■ What you need to do: Copy out every line of the records below without changing anything.

■ Source material:
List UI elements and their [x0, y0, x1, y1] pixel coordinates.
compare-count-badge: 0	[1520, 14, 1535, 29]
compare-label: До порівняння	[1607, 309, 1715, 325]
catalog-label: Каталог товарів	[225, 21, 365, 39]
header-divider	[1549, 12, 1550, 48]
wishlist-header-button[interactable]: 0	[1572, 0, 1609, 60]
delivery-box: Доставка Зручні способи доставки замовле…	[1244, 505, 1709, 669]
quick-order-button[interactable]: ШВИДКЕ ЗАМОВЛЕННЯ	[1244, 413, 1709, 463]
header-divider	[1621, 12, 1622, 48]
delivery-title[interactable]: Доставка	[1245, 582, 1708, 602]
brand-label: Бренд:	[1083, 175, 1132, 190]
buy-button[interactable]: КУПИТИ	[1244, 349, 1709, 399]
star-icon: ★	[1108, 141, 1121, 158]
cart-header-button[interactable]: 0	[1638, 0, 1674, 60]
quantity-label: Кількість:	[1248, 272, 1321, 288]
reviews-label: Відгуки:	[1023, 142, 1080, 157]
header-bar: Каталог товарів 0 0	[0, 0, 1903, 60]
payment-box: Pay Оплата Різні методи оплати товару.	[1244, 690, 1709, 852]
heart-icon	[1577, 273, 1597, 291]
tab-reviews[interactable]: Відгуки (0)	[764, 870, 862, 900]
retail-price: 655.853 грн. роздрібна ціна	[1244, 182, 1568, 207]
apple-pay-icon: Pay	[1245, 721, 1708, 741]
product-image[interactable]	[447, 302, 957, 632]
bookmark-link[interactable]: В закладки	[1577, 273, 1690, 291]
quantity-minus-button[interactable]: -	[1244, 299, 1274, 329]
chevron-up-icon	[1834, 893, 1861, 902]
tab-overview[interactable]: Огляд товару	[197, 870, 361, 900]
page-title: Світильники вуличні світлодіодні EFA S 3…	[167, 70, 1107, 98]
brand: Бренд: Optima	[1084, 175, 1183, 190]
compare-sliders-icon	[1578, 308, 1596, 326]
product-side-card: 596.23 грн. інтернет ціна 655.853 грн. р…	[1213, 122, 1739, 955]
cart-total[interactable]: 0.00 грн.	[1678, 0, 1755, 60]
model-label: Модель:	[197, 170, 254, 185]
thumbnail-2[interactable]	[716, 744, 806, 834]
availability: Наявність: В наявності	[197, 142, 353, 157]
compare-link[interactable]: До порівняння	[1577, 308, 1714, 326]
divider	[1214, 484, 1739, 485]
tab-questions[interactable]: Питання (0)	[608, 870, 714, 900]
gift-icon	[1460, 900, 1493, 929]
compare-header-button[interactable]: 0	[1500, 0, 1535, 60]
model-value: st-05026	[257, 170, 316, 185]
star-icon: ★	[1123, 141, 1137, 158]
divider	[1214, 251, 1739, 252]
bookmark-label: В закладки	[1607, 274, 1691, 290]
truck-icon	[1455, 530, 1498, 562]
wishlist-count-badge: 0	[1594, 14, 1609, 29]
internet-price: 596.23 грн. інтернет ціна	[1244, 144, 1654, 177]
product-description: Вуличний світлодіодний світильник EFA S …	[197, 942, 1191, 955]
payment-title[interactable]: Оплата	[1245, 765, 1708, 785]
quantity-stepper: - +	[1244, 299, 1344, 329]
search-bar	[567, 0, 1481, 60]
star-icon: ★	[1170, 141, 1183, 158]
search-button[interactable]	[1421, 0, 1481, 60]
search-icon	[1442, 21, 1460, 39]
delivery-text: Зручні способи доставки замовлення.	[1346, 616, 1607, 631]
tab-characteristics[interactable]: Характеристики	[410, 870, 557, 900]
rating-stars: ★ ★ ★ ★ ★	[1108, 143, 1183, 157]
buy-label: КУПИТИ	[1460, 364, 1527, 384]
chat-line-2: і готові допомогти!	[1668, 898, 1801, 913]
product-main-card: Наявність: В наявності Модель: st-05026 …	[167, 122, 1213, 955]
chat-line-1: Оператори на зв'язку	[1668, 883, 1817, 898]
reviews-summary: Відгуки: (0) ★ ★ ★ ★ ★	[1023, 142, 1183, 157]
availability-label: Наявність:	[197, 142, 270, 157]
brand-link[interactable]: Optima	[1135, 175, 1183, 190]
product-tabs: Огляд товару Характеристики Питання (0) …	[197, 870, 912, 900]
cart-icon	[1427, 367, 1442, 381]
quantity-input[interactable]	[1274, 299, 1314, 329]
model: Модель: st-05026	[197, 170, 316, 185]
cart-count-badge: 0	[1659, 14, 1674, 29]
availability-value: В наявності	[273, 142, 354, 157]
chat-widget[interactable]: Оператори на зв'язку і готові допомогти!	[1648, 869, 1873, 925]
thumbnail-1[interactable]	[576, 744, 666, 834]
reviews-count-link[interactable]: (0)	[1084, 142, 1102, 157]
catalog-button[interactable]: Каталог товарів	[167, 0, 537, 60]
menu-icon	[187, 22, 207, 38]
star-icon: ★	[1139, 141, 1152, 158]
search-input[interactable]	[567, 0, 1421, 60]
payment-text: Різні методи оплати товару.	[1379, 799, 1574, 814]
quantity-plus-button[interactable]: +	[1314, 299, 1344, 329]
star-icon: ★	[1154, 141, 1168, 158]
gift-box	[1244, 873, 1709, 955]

■ Answer to the exercise:
List UI elements and their [x0, y0, x1, y1] pixel coordinates.
compare-count-badge: 0	[1520, 14, 1535, 29]
compare-label: До порівняння	[1607, 309, 1715, 325]
catalog-label: Каталог товарів	[225, 21, 365, 39]
header-divider	[1549, 12, 1550, 48]
wishlist-header-button[interactable]: 0	[1572, 0, 1609, 60]
delivery-box: Доставка Зручні способи доставки замовле…	[1244, 505, 1709, 669]
quick-order-button[interactable]: ШВИДКЕ ЗАМОВЛЕННЯ	[1244, 413, 1709, 463]
header-divider	[1621, 12, 1622, 48]
delivery-title[interactable]: Доставка	[1245, 582, 1708, 602]
brand-label: Бренд:	[1083, 175, 1132, 190]
buy-button[interactable]: КУПИТИ	[1244, 349, 1709, 399]
star-icon: ★	[1108, 141, 1121, 158]
cart-header-button[interactable]: 0	[1638, 0, 1674, 60]
quantity-label: Кількість:	[1248, 272, 1321, 288]
reviews-label: Відгуки:	[1023, 142, 1080, 157]
header-bar: Каталог товарів 0 0	[0, 0, 1903, 60]
payment-box: Pay Оплата Різні методи оплати товару.	[1244, 690, 1709, 852]
heart-icon	[1577, 273, 1597, 291]
tab-reviews[interactable]: Відгуки (0)	[764, 870, 862, 900]
retail-price: 655.853 грн. роздрібна ціна	[1244, 182, 1568, 207]
apple-pay-icon: Pay	[1245, 721, 1708, 741]
product-image[interactable]	[447, 302, 957, 632]
bookmark-link[interactable]: В закладки	[1577, 273, 1690, 291]
quantity-minus-button[interactable]: -	[1244, 299, 1274, 329]
chevron-up-icon	[1834, 893, 1861, 902]
tab-overview[interactable]: Огляд товару	[197, 870, 361, 900]
page-title: Світильники вуличні світлодіодні EFA S 3…	[167, 70, 1107, 98]
brand: Бренд: Optima	[1084, 175, 1183, 190]
compare-sliders-icon	[1578, 308, 1596, 326]
product-side-card: 596.23 грн. інтернет ціна 655.853 грн. р…	[1213, 122, 1739, 955]
cart-total[interactable]: 0.00 грн.	[1678, 0, 1755, 60]
model-label: Модель:	[197, 170, 254, 185]
thumbnail-2[interactable]	[716, 744, 806, 834]
availability: Наявність: В наявності	[197, 142, 353, 157]
compare-link[interactable]: До порівняння	[1577, 308, 1714, 326]
divider	[1214, 484, 1739, 485]
tab-questions[interactable]: Питання (0)	[608, 870, 714, 900]
gift-icon	[1460, 900, 1493, 929]
compare-header-button[interactable]: 0	[1500, 0, 1535, 60]
model-value: st-05026	[257, 170, 316, 185]
star-icon: ★	[1123, 141, 1137, 158]
divider	[1214, 251, 1739, 252]
bookmark-label: В закладки	[1607, 274, 1691, 290]
truck-icon	[1455, 530, 1498, 562]
wishlist-count-badge: 0	[1594, 14, 1609, 29]
internet-price: 596.23 грн. інтернет ціна	[1244, 144, 1654, 177]
product-description: Вуличний світлодіодний світильник EFA S …	[197, 942, 1191, 955]
payment-title[interactable]: Оплата	[1245, 765, 1708, 785]
quantity-stepper: - +	[1244, 299, 1344, 329]
search-bar	[567, 0, 1481, 60]
star-icon: ★	[1170, 141, 1183, 158]
search-button[interactable]	[1421, 0, 1481, 60]
search-icon	[1442, 21, 1460, 39]
delivery-text: Зручні способи доставки замовлення.	[1346, 616, 1607, 631]
tab-characteristics[interactable]: Характеристики	[410, 870, 557, 900]
rating-stars: ★ ★ ★ ★ ★	[1108, 143, 1183, 157]
buy-label: КУПИТИ	[1460, 364, 1527, 384]
chat-line-2: і готові допомогти!	[1668, 898, 1801, 913]
product-main-card: Наявність: В наявності Модель: st-05026 …	[167, 122, 1213, 955]
chat-line-1: Оператори на зв'язку	[1668, 883, 1817, 898]
reviews-summary: Відгуки: (0) ★ ★ ★ ★ ★	[1023, 142, 1183, 157]
availability-label: Наявність:	[197, 142, 270, 157]
brand-link[interactable]: Optima	[1135, 175, 1183, 190]
product-tabs: Огляд товару Характеристики Питання (0) …	[197, 870, 912, 900]
cart-icon	[1427, 367, 1442, 381]
quantity-input[interactable]	[1274, 299, 1314, 329]
model: Модель: st-05026	[197, 170, 316, 185]
cart-count-badge: 0	[1659, 14, 1674, 29]
availability-value: В наявності	[273, 142, 354, 157]
chat-widget[interactable]: Оператори на зв'язку і готові допомогти!	[1648, 869, 1873, 925]
thumbnail-1[interactable]	[576, 744, 666, 834]
reviews-count-link[interactable]: (0)	[1084, 142, 1102, 157]
catalog-button[interactable]: Каталог товарів	[167, 0, 537, 60]
menu-icon	[187, 22, 207, 38]
star-icon: ★	[1139, 141, 1152, 158]
search-input[interactable]	[567, 0, 1421, 60]
payment-text: Різні методи оплати товару.	[1379, 799, 1574, 814]
quantity-plus-button[interactable]: +	[1314, 299, 1344, 329]
star-icon: ★	[1154, 141, 1168, 158]
gift-box	[1244, 873, 1709, 955]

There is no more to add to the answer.